Lines in the data below that contain the word "entre" are to be copied.

Start of Block

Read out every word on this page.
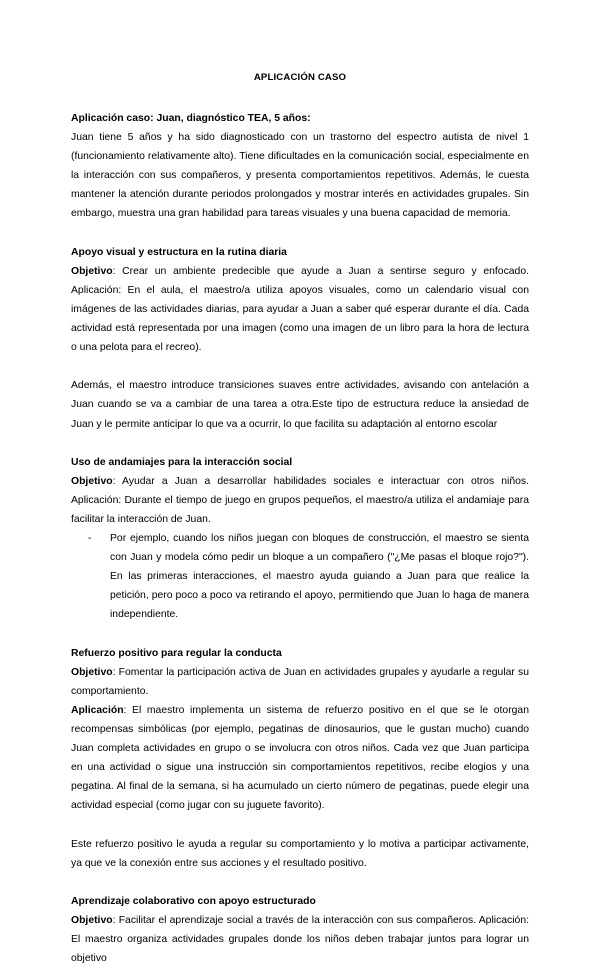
APLICACIÓN CASO

Aplicación caso: Juan, diagnóstico TEA, 5 años:

Juan tiene 5 años y ha sido diagnosticado con un trastorno del espectro autista de nivel 1 (funcionamiento relativamente alto). Tiene dificultades en la comunicación social, especialmente en la interacción con sus compañeros, y presenta comportamientos repetitivos. Además, le cuesta mantener la atención durante periodos prolongados y mostrar interés en actividades grupales. Sin embargo, muestra una gran habilidad para tareas visuales y una buena capacidad de memoria.

Apoyo visual y estructura en la rutina diaria

Objetivo: Crear un ambiente predecible que ayude a Juan a sentirse seguro y enfocado. Aplicación: En el aula, el maestro/a utiliza apoyos visuales, como un calendario visual con imágenes de las actividades diarias, para ayudar a Juan a saber qué esperar durante el día. Cada actividad está representada por una imagen (como una imagen de un libro para la hora de lectura o una pelota para el recreo).

Además, el maestro introduce transiciones suaves entre actividades, avisando con antelación a Juan cuando se va a cambiar de una tarea a otra.Este tipo de estructura reduce la ansiedad de Juan y le permite anticipar lo que va a ocurrir, lo que facilita su adaptación al entorno escolar

Uso de andamiajes para la interacción social

Objetivo: Ayudar a Juan a desarrollar habilidades sociales e interactuar con otros niños. Aplicación: Durante el tiempo de juego en grupos pequeños, el maestro/a utiliza el andamiaje para facilitar la interacción de Juan.

- Por ejemplo, cuando los niños juegan con bloques de construcción, el maestro se sienta con Juan y modela cómo pedir un bloque a un compañero ("¿Me pasas el bloque rojo?"). En las primeras interacciones, el maestro ayuda guiando a Juan para que realice la petición, pero poco a poco va retirando el apoyo, permitiendo que Juan lo haga de manera independiente.

Refuerzo positivo para regular la conducta

Objetivo: Fomentar la participación activa de Juan en actividades grupales y ayudarle a regular su comportamiento.

Aplicación: El maestro implementa un sistema de refuerzo positivo en el que se le otorgan recompensas simbólicas (por ejemplo, pegatinas de dinosaurios, que le gustan mucho) cuando Juan completa actividades en grupo o se involucra con otros niños. Cada vez que Juan participa en una actividad o sigue una instrucción sin comportamientos repetitivos, recibe elogios y una pegatina. Al final de la semana, si ha acumulado un cierto número de pegatinas, puede elegir una actividad especial (como jugar con su juguete favorito).

Este refuerzo positivo le ayuda a regular su comportamiento y lo motiva a participar activamente, ya que ve la conexión entre sus acciones y el resultado positivo.

Aprendizaje colaborativo con apoyo estructurado

Objetivo: Facilitar el aprendizaje social a través de la interacción con sus compañeros. Aplicación: El maestro organiza actividades grupales donde los niños deben trabajar juntos para lograr un objetivo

End of Block

### Written solution
Además, el maestro introduce transiciones suaves entre actividades, avisando con antelación a Juan cuando se va a cambiar de una tarea a otra.Este tipo de estructura reduce la ansiedad de Juan y le permite anticipar lo que va a ocurrir, lo que facilita su adaptación al entorno escolar
Este refuerzo positivo le ayuda a regular su comportamiento y lo motiva a participar activamente, ya que ve la conexión entre sus acciones y el resultado positivo.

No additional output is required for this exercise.